- Provided passage:
______

Unspecified launch failure strange error, please help

hello,

i am very new to CUDA, so my apologies if my problem is obvious. i’ve been just getting familiar with cuda, and life was good until i started getting this “'unspecified launch error”. i’ve narrowed the problem down to 2 sections of code…if i uncomment either section it errors out and (sometimes) requires a hard reboot.

i’ve marked the problem sections with a ‘// <-------------’

// performs ray-sphere intersection

__device__ float getSphereIntersection(float3 *rayPos, float3 *rayDir, float3 *sPos, float sRadius) {

	float retVal = NO_INTERSECTION;

	float a, b, c, root, omega1, omega2;

	normalizeRay(rayPos, rayDir);

	float x = rayPos->x;

	float y = rayPos->y;

	float z = rayPos->z;

	float sphereX = sPos->x;

	float sphereY = sPos->y;

	float sphereZ = sPos->z;

	float dx = rayDir->x;

	float dy = rayDir->y;

	float dz = rayDir->z;

	a = (dx * dx) + (dy * dy) + (dz * dz);

	b = 2 * (dx * (x  - sphereX) + dy * (y - sphereY) + dz * (z - sphereZ));

	c = (x - sphereX) * (x - sphereX) + (y - sphereY) * (y - sphereY) + (z - sphereZ) * (z - sphereZ) -

  sRadius * sRadius;

	root = b*b - 4*c;

	// no intersection

	if (root < 0) {

  retVal = NO_INTERSECTION;

	}

	if (root == 0) {

  //retVal = -b + sqrtf(root)/2;

  //return -b;                                    //   <-------------

	} 

	

	if (root > 0) {

  root = sqrtf(root);

 omega1 = (-b + root)/(2);

  omega2 = (-b - root)/(2);

  

  // .01 to allow for error

  /*if ((omega1 < 0.01) && (omega2 < 0.01) ){  //   <-------------

  	retVal = NO_INTERSECTION;

  }else if( (omega2 < .01 || omega1 <= omega2) && (omega1 > 0.01)){

  	retVal = omega1;

  }else if( (omega1 < .01 || omega2 <= omega1) && (omega2 > 0.01)){

  	retVal = omega2;

  }

  */

	}

	return retVal;

}

let me know if more code is required. any help would be greatly appreciated!

______

- Dataset excerpt:
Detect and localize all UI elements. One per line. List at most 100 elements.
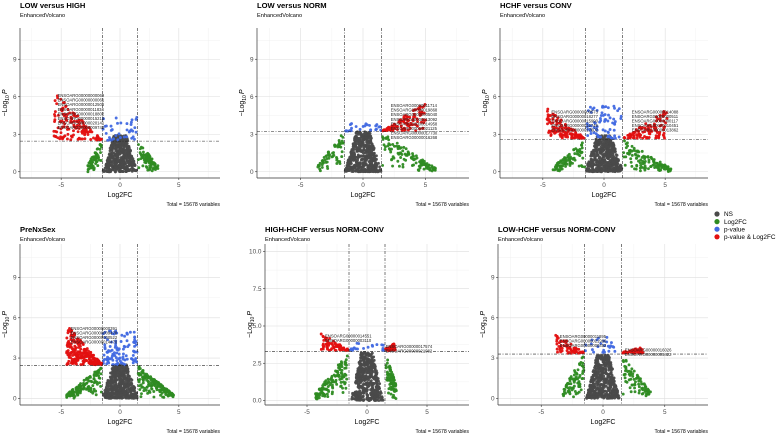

______

- Exercise instructions:
1 – Please list the parameters of the getSphereIntersection function in the CUDA forum post, with their types.
2 – Carry the CUDA forum post forward from its final line.

- Results of the tasks:
1 – float3 *rayPos, float3 *rayDir, float3 *sPos, float sRadius

2 –
I suspect the complete code would be required to solve the problem. Truthfully, you may have to bang your head on this sort of thing for a number of hours. When you see “Unspecified launch failure”, you should often translate it to “Segmentation fault.” Just as on a more familiar CPU, a bad memory reference will sometimes cause a segmentation fault, and sometimes just quietly trash some memory. So eliminating the launch failure does not guarantee that the code works correctly. Remember also that commenting out lines of code sometimes has a more global effect than you might expect, so cause and effect can be tricky to narrow down.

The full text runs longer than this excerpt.